======== Data to process
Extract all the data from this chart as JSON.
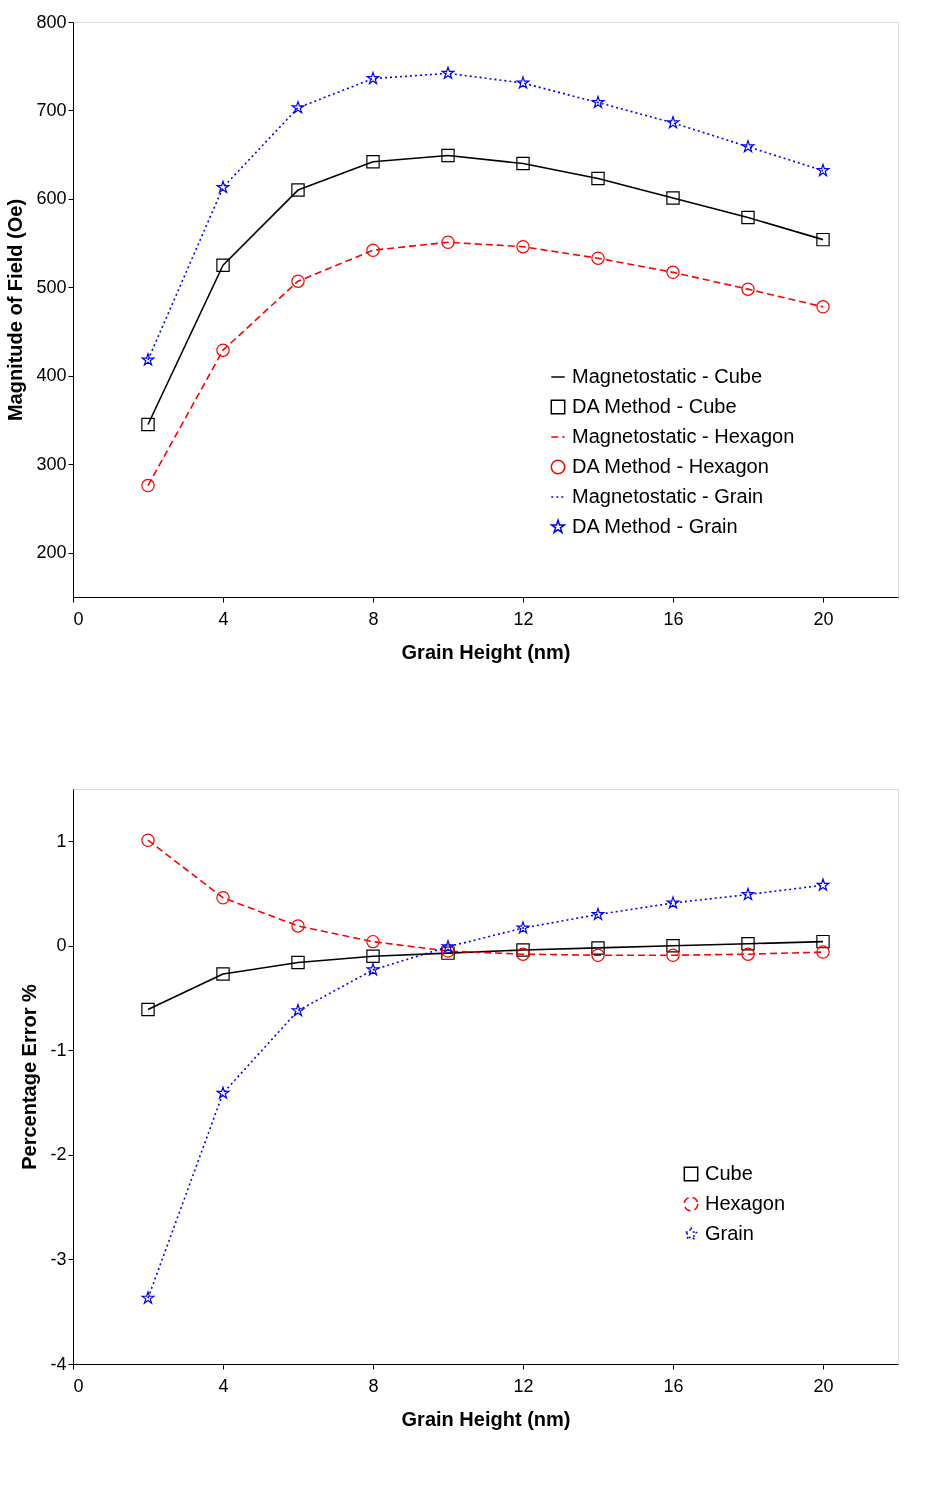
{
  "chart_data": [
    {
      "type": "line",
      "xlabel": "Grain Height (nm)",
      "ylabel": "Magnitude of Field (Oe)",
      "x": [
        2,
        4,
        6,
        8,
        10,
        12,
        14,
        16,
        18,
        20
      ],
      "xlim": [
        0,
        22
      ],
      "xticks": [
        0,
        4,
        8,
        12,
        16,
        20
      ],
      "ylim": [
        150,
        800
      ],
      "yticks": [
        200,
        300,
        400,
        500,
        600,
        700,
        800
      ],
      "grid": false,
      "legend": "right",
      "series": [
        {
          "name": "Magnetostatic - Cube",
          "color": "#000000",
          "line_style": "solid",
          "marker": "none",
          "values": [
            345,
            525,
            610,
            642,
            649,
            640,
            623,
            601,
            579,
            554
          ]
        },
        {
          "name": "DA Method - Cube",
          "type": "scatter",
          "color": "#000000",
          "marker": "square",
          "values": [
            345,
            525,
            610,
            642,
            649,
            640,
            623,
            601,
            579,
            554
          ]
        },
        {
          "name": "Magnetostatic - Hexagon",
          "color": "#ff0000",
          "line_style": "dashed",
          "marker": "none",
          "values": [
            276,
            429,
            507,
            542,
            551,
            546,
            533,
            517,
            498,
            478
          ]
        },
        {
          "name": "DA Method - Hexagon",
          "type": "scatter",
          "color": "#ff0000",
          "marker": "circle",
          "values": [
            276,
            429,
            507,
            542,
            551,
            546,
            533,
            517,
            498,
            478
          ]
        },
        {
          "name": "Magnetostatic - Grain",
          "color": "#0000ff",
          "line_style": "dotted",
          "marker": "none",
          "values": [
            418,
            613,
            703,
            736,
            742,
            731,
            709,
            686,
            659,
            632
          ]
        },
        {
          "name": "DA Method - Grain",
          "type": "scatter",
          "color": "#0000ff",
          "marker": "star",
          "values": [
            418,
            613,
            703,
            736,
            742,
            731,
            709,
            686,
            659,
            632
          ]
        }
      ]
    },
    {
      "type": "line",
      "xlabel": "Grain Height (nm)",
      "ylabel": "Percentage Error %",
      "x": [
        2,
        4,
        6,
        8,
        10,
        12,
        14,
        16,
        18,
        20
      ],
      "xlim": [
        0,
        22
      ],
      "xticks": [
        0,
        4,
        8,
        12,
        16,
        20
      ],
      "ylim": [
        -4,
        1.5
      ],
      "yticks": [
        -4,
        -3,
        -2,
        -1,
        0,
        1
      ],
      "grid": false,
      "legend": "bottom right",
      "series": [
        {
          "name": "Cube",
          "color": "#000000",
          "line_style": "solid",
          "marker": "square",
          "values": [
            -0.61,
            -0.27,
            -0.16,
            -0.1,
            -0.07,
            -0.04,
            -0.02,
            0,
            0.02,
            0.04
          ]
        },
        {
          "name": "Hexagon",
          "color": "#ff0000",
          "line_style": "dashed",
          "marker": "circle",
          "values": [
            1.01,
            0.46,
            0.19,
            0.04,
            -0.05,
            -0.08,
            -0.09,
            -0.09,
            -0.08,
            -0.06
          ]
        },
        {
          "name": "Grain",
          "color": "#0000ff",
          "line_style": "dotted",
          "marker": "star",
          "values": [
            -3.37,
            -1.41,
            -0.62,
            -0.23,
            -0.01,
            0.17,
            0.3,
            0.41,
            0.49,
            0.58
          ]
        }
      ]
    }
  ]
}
================
======== Data to process
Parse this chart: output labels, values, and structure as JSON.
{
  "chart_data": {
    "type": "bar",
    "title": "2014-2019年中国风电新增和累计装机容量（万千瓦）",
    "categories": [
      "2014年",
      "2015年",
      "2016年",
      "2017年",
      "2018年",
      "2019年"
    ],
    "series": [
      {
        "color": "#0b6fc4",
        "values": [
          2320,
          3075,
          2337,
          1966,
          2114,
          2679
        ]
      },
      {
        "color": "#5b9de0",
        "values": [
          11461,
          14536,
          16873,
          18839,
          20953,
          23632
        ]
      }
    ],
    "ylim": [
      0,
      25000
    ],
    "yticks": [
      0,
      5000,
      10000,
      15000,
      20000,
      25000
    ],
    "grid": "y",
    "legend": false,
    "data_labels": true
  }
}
================
* **Short problem**
Copy every line in the entries above that has the string "this" in it.

* **Final answer**
Extract all the data from this chart as JSON.
Parse this chart: output labels, values, and structure as JSON.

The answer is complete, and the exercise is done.